Set exercise: Copy out each line of the material below that holds the string "title".

--- Start Input rows ---

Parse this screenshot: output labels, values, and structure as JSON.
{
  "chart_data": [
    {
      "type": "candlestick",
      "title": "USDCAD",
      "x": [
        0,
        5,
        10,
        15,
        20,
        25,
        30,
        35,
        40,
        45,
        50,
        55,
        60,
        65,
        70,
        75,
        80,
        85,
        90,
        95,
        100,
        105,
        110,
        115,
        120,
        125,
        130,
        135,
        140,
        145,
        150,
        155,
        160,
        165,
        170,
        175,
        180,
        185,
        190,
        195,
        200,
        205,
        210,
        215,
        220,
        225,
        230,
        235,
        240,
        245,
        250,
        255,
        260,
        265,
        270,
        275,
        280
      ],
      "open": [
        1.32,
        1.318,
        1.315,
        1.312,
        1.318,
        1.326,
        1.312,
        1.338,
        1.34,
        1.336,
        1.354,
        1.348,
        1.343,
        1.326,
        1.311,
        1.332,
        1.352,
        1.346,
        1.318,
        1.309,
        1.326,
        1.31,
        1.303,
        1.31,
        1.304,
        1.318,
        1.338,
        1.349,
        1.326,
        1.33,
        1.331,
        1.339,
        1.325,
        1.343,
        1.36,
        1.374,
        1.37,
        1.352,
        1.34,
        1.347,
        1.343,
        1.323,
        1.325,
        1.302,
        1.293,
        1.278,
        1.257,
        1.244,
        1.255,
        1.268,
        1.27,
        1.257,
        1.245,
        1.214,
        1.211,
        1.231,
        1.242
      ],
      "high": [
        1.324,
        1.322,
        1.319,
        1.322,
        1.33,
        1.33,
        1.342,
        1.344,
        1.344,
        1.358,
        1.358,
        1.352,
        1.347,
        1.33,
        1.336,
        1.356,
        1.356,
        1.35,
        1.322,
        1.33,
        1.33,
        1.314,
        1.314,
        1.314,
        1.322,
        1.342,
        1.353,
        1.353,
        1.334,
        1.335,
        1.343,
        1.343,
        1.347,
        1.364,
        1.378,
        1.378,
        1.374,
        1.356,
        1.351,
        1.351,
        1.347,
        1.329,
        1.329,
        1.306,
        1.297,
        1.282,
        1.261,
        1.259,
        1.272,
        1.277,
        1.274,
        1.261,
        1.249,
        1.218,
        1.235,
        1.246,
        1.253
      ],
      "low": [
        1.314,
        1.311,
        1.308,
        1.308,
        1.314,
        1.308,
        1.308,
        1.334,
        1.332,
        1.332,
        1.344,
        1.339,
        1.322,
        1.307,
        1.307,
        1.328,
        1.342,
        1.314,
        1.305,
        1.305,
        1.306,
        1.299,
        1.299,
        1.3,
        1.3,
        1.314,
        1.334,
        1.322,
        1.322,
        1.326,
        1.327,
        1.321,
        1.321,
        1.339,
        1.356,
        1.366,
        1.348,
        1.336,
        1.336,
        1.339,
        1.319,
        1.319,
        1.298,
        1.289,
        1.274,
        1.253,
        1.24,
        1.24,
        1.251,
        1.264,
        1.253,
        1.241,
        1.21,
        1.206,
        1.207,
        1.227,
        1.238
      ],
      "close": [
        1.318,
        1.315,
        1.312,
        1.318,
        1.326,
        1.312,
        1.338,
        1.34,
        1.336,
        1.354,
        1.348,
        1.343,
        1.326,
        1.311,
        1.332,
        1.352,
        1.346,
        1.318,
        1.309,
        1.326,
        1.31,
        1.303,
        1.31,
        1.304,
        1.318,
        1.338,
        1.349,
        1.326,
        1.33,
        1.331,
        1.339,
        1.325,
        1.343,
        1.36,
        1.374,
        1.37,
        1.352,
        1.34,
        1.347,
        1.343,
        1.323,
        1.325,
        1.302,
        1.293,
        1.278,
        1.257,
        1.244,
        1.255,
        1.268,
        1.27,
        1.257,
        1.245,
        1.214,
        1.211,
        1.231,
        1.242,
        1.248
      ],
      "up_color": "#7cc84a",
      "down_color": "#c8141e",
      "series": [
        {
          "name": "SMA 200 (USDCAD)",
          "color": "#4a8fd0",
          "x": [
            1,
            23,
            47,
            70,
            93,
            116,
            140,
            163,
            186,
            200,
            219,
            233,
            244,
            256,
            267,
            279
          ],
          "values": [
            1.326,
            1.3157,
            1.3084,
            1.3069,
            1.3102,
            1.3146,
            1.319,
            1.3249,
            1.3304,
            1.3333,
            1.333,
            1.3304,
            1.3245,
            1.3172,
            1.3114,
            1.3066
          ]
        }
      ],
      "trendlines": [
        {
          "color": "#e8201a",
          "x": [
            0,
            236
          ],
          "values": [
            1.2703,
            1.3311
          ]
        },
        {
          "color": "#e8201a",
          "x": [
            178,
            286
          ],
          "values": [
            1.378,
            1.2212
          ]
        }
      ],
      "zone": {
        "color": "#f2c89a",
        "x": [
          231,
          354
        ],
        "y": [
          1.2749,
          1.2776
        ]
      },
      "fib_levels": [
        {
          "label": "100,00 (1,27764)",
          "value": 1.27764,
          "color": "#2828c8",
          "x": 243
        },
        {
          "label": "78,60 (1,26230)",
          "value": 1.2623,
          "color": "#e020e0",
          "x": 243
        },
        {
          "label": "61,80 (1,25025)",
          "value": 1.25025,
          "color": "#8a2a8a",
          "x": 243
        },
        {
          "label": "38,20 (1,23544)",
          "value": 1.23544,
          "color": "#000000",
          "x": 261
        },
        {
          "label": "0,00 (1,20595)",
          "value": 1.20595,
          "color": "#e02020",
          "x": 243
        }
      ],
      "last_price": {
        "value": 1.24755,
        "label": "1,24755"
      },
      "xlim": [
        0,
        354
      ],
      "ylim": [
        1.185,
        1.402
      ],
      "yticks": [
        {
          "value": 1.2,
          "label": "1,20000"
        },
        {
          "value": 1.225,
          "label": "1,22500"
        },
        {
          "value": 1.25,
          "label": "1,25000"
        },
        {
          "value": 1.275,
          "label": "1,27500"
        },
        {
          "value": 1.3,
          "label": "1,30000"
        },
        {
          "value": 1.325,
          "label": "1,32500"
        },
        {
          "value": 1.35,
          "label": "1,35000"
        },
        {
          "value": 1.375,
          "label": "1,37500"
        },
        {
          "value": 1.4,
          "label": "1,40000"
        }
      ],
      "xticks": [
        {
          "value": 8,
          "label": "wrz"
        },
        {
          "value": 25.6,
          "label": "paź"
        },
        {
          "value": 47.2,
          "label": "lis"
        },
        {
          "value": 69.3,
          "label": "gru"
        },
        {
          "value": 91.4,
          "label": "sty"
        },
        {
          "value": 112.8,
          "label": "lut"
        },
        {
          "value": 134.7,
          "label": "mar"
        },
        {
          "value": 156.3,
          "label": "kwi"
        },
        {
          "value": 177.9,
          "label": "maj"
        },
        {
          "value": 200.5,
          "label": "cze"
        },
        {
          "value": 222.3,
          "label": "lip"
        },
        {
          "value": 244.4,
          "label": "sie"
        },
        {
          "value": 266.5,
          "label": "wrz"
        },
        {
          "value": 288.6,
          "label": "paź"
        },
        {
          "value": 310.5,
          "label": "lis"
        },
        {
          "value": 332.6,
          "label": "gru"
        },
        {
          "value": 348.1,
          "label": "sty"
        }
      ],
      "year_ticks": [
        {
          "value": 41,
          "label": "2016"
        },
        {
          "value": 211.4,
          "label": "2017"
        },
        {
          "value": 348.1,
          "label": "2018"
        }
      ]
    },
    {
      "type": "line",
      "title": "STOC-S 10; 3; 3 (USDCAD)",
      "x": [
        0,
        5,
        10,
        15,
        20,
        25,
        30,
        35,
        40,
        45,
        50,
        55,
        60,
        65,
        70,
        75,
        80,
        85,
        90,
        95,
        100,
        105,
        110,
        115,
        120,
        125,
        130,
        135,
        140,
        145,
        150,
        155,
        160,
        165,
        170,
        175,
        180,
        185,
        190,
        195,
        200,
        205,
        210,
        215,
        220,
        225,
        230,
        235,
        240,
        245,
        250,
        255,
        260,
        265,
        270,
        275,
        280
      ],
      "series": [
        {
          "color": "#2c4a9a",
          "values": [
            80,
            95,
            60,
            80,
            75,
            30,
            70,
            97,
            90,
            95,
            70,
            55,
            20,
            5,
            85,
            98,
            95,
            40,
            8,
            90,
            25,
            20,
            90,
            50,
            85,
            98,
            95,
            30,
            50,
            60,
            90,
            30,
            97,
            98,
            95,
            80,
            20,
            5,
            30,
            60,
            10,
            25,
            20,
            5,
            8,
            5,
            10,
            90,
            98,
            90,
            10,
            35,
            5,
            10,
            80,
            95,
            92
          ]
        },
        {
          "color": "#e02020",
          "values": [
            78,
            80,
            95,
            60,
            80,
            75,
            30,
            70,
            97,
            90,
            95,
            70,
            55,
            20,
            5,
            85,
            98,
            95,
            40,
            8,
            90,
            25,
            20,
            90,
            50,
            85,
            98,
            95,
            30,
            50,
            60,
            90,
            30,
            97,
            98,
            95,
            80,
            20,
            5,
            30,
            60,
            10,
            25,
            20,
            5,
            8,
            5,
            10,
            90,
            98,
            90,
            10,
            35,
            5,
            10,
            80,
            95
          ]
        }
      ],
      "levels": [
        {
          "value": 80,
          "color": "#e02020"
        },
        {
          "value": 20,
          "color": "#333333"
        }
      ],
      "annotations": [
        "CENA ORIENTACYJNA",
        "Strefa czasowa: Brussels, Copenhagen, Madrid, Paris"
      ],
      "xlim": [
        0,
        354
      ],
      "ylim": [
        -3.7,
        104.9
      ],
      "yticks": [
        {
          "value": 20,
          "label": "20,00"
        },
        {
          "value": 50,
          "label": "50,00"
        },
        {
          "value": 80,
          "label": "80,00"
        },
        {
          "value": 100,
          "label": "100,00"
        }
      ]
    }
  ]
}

--- End Input rows ---

Response to this task:
      "title": "USDCAD",
      "title": "STOC-S 10; 3; 3 (USDCAD)",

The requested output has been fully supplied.